Dataset items:
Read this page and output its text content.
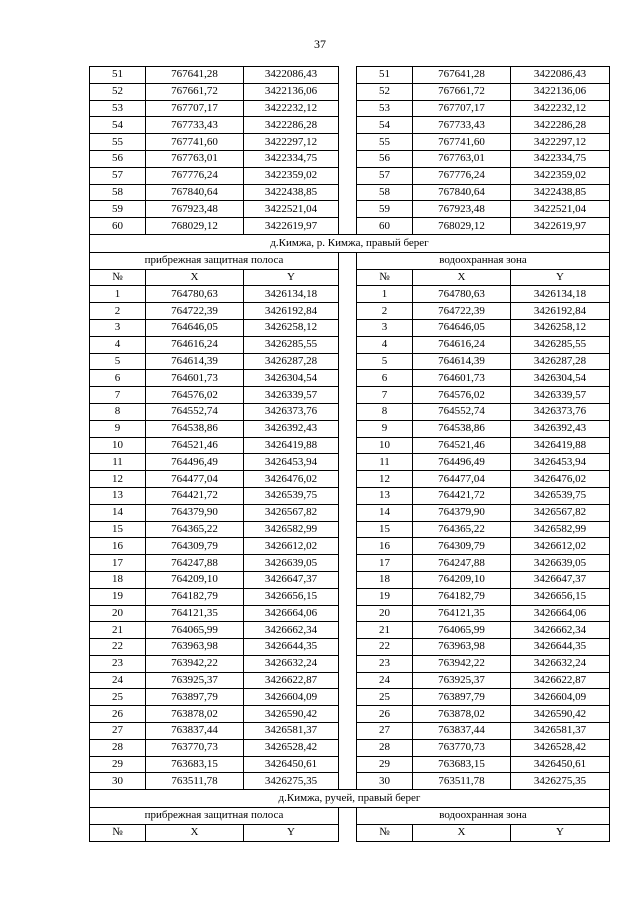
37
51	767641,28	3422086,43		51	767641,28	3422086,43
52	767661,72	3422136,06		52	767661,72	3422136,06
53	767707,17	3422232,12		53	767707,17	3422232,12
54	767733,43	3422286,28		54	767733,43	3422286,28
55	767741,60	3422297,12		55	767741,60	3422297,12
56	767763,01	3422334,75		56	767763,01	3422334,75
57	767776,24	3422359,02		57	767776,24	3422359,02
58	767840,64	3422438,85		58	767840,64	3422438,85
59	767923,48	3422521,04		59	767923,48	3422521,04
60	768029,12	3422619,97		60	768029,12	3422619,97
д.Кимжа, р. Кимжа, правый берег						
прибрежная защитная полоса				водоохранная зона		
№	X	Y		№	X	Y
1	764780,63	3426134,18		1	764780,63	3426134,18
2	764722,39	3426192,84		2	764722,39	3426192,84
3	764646,05	3426258,12		3	764646,05	3426258,12
4	764616,24	3426285,55		4	764616,24	3426285,55
5	764614,39	3426287,28		5	764614,39	3426287,28
6	764601,73	3426304,54		6	764601,73	3426304,54
7	764576,02	3426339,57		7	764576,02	3426339,57
8	764552,74	3426373,76		8	764552,74	3426373,76
9	764538,86	3426392,43		9	764538,86	3426392,43
10	764521,46	3426419,88		10	764521,46	3426419,88
11	764496,49	3426453,94		11	764496,49	3426453,94
12	764477,04	3426476,02		12	764477,04	3426476,02
13	764421,72	3426539,75		13	764421,72	3426539,75
14	764379,90	3426567,82		14	764379,90	3426567,82
15	764365,22	3426582,99		15	764365,22	3426582,99
16	764309,79	3426612,02		16	764309,79	3426612,02
17	764247,88	3426639,05		17	764247,88	3426639,05
18	764209,10	3426647,37		18	764209,10	3426647,37
19	764182,79	3426656,15		19	764182,79	3426656,15
20	764121,35	3426664,06		20	764121,35	3426664,06
21	764065,99	3426662,34		21	764065,99	3426662,34
22	763963,98	3426644,35		22	763963,98	3426644,35
23	763942,22	3426632,24		23	763942,22	3426632,24
24	763925,37	3426622,87		24	763925,37	3426622,87
25	763897,79	3426604,09		25	763897,79	3426604,09
26	763878,02	3426590,42		26	763878,02	3426590,42
27	763837,44	3426581,37		27	763837,44	3426581,37
28	763770,73	3426528,42		28	763770,73	3426528,42
29	763683,15	3426450,61		29	763683,15	3426450,61
30	763511,78	3426275,35		30	763511,78	3426275,35
д.Кимжа, ручей, правый берег						
прибрежная защитная полоса				водоохранная зона		
№	X	Y		№	X	Y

Task instructions: Return all of the entries word for word, but omit the pictures.

Final result:
Read this page and output its text content.
37
51	767641,28	3422086,43		51	767641,28	3422086,43
52	767661,72	3422136,06		52	767661,72	3422136,06
53	767707,17	3422232,12		53	767707,17	3422232,12
54	767733,43	3422286,28		54	767733,43	3422286,28
55	767741,60	3422297,12		55	767741,60	3422297,12
56	767763,01	3422334,75		56	767763,01	3422334,75
57	767776,24	3422359,02		57	767776,24	3422359,02
58	767840,64	3422438,85		58	767840,64	3422438,85
59	767923,48	3422521,04		59	767923,48	3422521,04
60	768029,12	3422619,97		60	768029,12	3422619,97
д.Кимжа, р. Кимжа, правый берег						
прибрежная защитная полоса				водоохранная зона		
№	X	Y		№	X	Y
1	764780,63	3426134,18		1	764780,63	3426134,18
2	764722,39	3426192,84		2	764722,39	3426192,84
3	764646,05	3426258,12		3	764646,05	3426258,12
4	764616,24	3426285,55		4	764616,24	3426285,55
5	764614,39	3426287,28		5	764614,39	3426287,28
6	764601,73	3426304,54		6	764601,73	3426304,54
7	764576,02	3426339,57		7	764576,02	3426339,57
8	764552,74	3426373,76		8	764552,74	3426373,76
9	764538,86	3426392,43		9	764538,86	3426392,43
10	764521,46	3426419,88		10	764521,46	3426419,88
11	764496,49	3426453,94		11	764496,49	3426453,94
12	764477,04	3426476,02		12	764477,04	3426476,02
13	764421,72	3426539,75		13	764421,72	3426539,75
14	764379,90	3426567,82		14	764379,90	3426567,82
15	764365,22	3426582,99		15	764365,22	3426582,99
16	764309,79	3426612,02		16	764309,79	3426612,02
17	764247,88	3426639,05		17	764247,88	3426639,05
18	764209,10	3426647,37		18	764209,10	3426647,37
19	764182,79	3426656,15		19	764182,79	3426656,15
20	764121,35	3426664,06		20	764121,35	3426664,06
21	764065,99	3426662,34		21	764065,99	3426662,34
22	763963,98	3426644,35		22	763963,98	3426644,35
23	763942,22	3426632,24		23	763942,22	3426632,24
24	763925,37	3426622,87		24	763925,37	3426622,87
25	763897,79	3426604,09		25	763897,79	3426604,09
26	763878,02	3426590,42		26	763878,02	3426590,42
27	763837,44	3426581,37		27	763837,44	3426581,37
28	763770,73	3426528,42		28	763770,73	3426528,42
29	763683,15	3426450,61		29	763683,15	3426450,61
30	763511,78	3426275,35		30	763511,78	3426275,35
д.Кимжа, ручей, правый берег						
прибрежная защитная полоса				водоохранная зона		
№	X	Y		№	X	Y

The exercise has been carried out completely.